→ TEXT EXCERPT:
________________________________________

There was a lengthy discussion about this on the Women’s Poetry listserv in early September, with some people saying they found the video creepy or disquieting, but I felt then and continue to feel it’s nothing but wonderful, and might encourage other parents to inculcate a love of poetry in their kids. I see videos like this from proud Chinese parents all the time — apparently there’s nothing at all unusual about training three-year-olds to memorize and recite what must be, to them, completely incomprehensible poems from the Tang Dynasty. This is part of what it takes to maintain a vibrant poetry culture, something we haven’t really had for a very long time.

Anyway, I’m glad to see a poetry video being given attention in NPR’s flagship program, and I salute Mr. Collins for embracing the remix culture and being so supportive of other people envideoing his work.

Dirty Dinky by Theodore Roethke

I do believe Michael John Muller found the perfect text for this fun little experiment: the title poem for Roethke’s collection of poems for children.

Currie by Dorothy Baird

This new collaboration for the This Collection project features Anna Dickie, who also contributed a poem to the project (see “Same Place, Different View“), in charge of camera and editing, joined by Stefanie Tan for the sound editing. As Stefanie explains on Vimeo,

With the help of the local butcher, traffic lady and sporting residents, Dorothy Baird and Anna Dickie bring to life the portrait of Edinburgh’s unassuming suburb, Currie.

The bus 44 links Anna’s stomping ground, Haddington to Dorothy’s neighbourhood, Currie and this intimate collaboration adds to the magical mysterious connections the poems from thiscollection continues to unearth.

Anna used only photographic stills to piece together the concept for the film.

For more on Dorothy Baird, here’s a bio and interview.

________________________________________

Data extracted from a collection:
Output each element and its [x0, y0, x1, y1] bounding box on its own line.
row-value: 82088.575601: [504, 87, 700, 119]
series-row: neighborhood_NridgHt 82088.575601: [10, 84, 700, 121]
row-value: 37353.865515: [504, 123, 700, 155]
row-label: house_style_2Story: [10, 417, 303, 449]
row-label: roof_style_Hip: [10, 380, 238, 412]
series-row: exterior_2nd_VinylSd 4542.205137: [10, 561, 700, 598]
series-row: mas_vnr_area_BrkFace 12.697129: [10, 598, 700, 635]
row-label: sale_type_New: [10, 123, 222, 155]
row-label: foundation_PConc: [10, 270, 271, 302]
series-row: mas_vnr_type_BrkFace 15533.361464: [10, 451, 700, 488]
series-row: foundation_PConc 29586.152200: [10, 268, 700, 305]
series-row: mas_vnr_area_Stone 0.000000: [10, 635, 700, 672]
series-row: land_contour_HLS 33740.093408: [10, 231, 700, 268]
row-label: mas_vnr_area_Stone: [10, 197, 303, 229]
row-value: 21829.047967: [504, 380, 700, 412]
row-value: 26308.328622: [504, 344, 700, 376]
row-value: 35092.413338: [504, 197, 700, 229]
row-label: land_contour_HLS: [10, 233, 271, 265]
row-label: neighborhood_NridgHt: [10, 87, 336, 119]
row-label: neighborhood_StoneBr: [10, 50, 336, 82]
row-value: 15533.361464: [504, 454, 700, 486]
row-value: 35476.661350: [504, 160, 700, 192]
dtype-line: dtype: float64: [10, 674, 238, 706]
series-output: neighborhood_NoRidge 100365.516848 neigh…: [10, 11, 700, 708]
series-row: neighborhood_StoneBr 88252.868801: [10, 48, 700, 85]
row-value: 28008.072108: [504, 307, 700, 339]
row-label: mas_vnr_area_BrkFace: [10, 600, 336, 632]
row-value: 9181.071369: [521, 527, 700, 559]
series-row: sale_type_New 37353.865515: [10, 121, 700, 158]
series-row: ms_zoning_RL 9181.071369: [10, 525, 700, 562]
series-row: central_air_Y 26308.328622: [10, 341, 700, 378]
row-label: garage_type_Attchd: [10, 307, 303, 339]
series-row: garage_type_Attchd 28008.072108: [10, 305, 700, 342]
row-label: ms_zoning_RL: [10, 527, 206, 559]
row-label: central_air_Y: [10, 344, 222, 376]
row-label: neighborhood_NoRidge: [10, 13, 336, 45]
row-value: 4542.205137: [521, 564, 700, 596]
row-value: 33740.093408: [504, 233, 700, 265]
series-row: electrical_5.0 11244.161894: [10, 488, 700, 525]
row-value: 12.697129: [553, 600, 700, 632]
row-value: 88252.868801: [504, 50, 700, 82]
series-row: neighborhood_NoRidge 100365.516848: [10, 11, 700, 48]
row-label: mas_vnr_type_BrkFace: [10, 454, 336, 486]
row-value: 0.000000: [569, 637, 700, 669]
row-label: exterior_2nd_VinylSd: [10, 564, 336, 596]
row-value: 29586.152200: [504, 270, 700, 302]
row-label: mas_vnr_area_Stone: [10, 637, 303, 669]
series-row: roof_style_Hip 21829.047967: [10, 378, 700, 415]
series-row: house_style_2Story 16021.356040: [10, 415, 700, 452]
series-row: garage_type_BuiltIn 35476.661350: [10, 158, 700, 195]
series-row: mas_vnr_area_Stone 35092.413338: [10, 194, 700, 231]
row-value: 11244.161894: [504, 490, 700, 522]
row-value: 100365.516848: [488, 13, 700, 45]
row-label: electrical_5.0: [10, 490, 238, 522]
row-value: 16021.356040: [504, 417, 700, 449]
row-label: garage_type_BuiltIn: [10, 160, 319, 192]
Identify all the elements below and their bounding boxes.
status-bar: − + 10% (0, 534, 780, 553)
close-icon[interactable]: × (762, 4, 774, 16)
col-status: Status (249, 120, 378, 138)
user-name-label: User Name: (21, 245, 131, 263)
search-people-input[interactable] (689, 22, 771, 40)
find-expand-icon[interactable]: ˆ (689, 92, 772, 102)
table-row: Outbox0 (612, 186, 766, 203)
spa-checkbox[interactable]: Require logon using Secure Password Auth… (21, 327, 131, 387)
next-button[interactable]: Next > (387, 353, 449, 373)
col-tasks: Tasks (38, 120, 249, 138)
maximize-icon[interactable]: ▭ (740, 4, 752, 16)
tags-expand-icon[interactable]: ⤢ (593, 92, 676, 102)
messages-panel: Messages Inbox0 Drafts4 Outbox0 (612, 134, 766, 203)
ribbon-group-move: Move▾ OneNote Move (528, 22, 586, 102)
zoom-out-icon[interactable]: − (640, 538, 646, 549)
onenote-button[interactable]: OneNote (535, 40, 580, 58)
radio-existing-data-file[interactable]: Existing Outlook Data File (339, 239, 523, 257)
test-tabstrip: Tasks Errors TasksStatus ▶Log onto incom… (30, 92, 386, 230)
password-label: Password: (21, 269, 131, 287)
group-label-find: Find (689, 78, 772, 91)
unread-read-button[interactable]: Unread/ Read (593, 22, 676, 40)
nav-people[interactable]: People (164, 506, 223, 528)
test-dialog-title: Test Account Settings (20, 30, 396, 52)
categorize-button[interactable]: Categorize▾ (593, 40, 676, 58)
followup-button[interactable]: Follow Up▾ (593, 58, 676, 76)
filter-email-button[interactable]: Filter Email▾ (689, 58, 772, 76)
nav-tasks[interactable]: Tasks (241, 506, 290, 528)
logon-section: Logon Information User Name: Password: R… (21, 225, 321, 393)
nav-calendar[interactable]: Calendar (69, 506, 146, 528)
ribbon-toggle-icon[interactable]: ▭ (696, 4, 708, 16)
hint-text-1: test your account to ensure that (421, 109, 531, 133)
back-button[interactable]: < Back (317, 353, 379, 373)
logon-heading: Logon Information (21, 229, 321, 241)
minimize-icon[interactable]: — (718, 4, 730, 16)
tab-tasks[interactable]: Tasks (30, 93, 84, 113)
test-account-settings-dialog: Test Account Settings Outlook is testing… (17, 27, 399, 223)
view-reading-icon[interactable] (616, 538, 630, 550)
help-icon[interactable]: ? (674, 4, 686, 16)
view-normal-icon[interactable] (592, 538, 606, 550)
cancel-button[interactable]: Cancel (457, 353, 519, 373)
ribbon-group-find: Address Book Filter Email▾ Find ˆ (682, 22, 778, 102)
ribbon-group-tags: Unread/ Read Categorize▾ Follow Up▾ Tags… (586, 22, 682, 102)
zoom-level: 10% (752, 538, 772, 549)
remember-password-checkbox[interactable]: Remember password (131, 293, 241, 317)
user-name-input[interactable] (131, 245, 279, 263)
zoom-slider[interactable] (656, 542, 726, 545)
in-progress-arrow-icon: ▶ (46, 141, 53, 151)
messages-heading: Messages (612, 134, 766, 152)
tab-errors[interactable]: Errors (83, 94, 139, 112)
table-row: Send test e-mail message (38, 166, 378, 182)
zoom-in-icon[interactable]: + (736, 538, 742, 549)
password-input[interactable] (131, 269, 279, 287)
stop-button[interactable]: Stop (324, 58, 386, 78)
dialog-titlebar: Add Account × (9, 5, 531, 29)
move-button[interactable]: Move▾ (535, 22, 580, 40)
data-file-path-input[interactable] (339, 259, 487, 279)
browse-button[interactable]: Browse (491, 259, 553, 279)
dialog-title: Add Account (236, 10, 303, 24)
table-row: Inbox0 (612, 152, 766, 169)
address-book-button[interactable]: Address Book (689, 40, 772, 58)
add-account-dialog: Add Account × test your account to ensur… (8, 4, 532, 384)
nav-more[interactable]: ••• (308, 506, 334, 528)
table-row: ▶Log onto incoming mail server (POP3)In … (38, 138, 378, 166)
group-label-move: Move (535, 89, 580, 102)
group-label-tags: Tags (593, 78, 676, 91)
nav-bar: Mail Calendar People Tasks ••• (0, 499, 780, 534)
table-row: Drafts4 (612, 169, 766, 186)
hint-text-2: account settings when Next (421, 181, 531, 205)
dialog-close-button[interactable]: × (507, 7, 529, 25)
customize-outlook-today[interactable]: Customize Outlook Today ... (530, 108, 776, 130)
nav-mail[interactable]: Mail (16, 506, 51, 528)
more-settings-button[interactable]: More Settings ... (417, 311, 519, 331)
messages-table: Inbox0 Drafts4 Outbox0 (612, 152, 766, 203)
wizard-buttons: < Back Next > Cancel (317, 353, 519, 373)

________________________________________

→ EXERCISE INSTRUCTIONS:
Please copy the poetry video text starting at "The bus 44 links" and ending at "for the film.", changing "photographic stills" to "still images".

→ FINISHED EXERCISE:
The bus 44 links Anna’s stomping ground, Haddington to Dorothy’s neighbourhood, Currie and this intimate collaboration adds to the magical mysterious connections the poems from thiscollection continues to unearth.

Anna used only still images to piece together the concept for the film.